Output the data exactly, with every line intact.
□ □ □ □ □ □ □
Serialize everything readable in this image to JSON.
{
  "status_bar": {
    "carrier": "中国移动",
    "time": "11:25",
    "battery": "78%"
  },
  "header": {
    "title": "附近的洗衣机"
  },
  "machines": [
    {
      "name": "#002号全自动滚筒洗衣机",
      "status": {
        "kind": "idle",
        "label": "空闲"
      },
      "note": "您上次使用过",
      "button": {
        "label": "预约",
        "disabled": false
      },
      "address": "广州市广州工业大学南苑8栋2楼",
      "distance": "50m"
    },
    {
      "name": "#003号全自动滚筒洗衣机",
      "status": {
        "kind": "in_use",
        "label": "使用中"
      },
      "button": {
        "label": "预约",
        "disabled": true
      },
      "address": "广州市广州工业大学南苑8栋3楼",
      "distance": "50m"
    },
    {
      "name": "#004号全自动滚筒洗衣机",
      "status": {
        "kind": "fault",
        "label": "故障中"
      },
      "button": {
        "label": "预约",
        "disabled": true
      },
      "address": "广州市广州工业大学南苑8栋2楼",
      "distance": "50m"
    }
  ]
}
□ □ □ □ □ □ □
Reply to the exercise:
Serialize everything readable in this image to JSON.
{
  "status_bar": {
    "carrier": "中国移动",
    "time": "11:25",
    "battery": "78%"
  },
  "header": {
    "title": "附近的洗衣机"
  },
  "machines": [
    {
      "name": "#002号全自动滚筒洗衣机",
      "status": {
        "kind": "idle",
        "label": "空闲"
      },
      "note": "您上次使用过",
      "button": {
        "label": "预约",
        "disabled": false
      },
      "address": "广州市广州工业大学南苑8栋2楼",
      "distance": "50m"
    },
    {
      "name": "#003号全自动滚筒洗衣机",
      "status": {
        "kind": "in_use",
        "label": "使用中"
      },
      "button": {
        "label": "预约",
        "disabled": true
      },
      "address": "广州市广州工业大学南苑8栋3楼",
      "distance": "50m"
    },
    {
      "name": "#004号全自动滚筒洗衣机",
      "status": {
        "kind": "fault",
        "label": "故障中"
      },
      "button": {
        "label": "预约",
        "disabled": true
      },
      "address": "广州市广州工业大学南苑8栋2楼",
      "distance": "50m"
    }
  ]
}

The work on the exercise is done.